SOURCE DOCUMENT:

· · · · ·

Workplace Inspiration Is within Reach

June 24, 2016

Workplace Inspiration Is within Reach

Is your workplace dull, frustrating, and stressful, or is it safe, inspiring, and productive? Maybe somewhere in between?

We know the benefits of employee engagement on our businesses. We have seen the remarkable contributions team members make when they are treated with trust, respect, and dignity each day.

Yet very few of our workplaces consistently brim with enthusiasm, optimism, top results, rockstar service, and proactive problem solving.

The numbers are sobering. Gallup research found that only 32 percent of U.S. employees were engaged in 2015. That percentage has stayed pretty steady since 2011 when it measured 29 percent. Tiny HR’s "2014 Engagement and Culture" report found that only 21 percent of employees feel strongly valued at work. In addition, their report found that 64 percent of employees said their company does not have a strong, healthy culture.

The U.S. Department of Labor announced that 3.1 million workers voluntarily separated from their jobs in December 2015. In other words, they quit. The number of quits is higher now than in December 2007, the first month of the global recession. (Voluntary separations were much lower during that recession.)

What we’re doing today is not working. The way leaders lead doesn’t consistently inspire. Team members compete for limited recognition. Unhealthy work relationships cause illnesses, mistakes, and distrust. The norm in our work environments is, too often, "leaders and team members behaving badly."

We need to come at this from another perspective. We need an approach that makes values - the way leaders and team members treat each other at work - as important as results.

Performance and results are important things. They help sustain the business. They help pay leaders' and team members’ wages. They deliver on the promises you make to customers. All are wonderful things.

But results aren’t the only important things in your business. An exclusive focus on results can lead to bending (or breaking) of rules, “I win, you lose” behaviors and eroded engagement, service, and appreciation, as we’ve seen.

Leaders know how to manage results. They define performance expectations by specifying outcomes. They align behaviors to deliver on those performance commitments. They measure and monitor progress and accomplishment. The last piece—the critical piece—is holding everyone accountable for results. Leaders don’t do that consistently well today.

The challenge is that managing results is exactly half the leader’s job. Managing values is the other half.

· · · · ·

Recorded data
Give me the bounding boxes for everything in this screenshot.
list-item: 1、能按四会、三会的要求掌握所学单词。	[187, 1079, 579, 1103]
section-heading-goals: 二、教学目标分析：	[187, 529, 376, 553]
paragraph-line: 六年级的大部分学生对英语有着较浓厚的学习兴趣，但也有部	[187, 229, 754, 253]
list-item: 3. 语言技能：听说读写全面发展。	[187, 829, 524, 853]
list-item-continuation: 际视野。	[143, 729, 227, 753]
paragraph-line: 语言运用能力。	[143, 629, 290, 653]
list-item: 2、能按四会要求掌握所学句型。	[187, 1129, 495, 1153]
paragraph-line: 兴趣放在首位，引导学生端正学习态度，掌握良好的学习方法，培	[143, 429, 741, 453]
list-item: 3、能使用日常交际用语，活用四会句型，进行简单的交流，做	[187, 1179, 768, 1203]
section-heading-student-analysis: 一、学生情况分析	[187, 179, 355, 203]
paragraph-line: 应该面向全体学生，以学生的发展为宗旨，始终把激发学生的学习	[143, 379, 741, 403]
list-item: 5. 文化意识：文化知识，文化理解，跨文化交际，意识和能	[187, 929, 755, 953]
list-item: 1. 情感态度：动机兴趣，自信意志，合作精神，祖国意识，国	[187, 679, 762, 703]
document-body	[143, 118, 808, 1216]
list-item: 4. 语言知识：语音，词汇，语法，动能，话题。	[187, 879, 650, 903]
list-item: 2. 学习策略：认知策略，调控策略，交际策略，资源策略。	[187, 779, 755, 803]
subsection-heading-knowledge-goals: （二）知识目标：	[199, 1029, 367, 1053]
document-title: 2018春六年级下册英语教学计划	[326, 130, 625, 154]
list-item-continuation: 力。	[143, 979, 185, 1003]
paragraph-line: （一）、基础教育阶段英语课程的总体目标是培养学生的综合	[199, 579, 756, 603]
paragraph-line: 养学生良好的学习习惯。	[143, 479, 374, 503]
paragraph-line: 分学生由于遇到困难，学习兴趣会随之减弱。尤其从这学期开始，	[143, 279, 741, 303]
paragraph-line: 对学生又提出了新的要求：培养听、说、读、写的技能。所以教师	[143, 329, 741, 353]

· · · · ·

STATED GOAL 1:
In the workplace inspiration article, what share of U.S. employees did Gallup find were engaged in 2015?
STATED GOAL 2:
In one to three sentences, explain why the workplace inspiration article warns against focusing only on results.
STATED GOAL 3:
Please repeat the passage in the workplace inspiration article starting with "What we’re doing" and going on through "important as results.".

FINAL ANSWER 1:
32 percent.

FINAL ANSWER 2:
An exclusive focus on results can lead to bending or breaking rules and to "I win, you lose" behaviors. It can also erode engagement, service, and appreciation.

FINAL ANSWER 3:
What we’re doing today is not working. The way leaders lead doesn’t consistently inspire. Team members compete for limited recognition. Unhealthy work relationships cause illnesses, mistakes, and distrust. The norm in our work environments is, too often, "leaders and team members behaving badly."

We need to come at this from another perspective. We need an approach that makes values - the way leaders and team members treat each other at work - as important as results.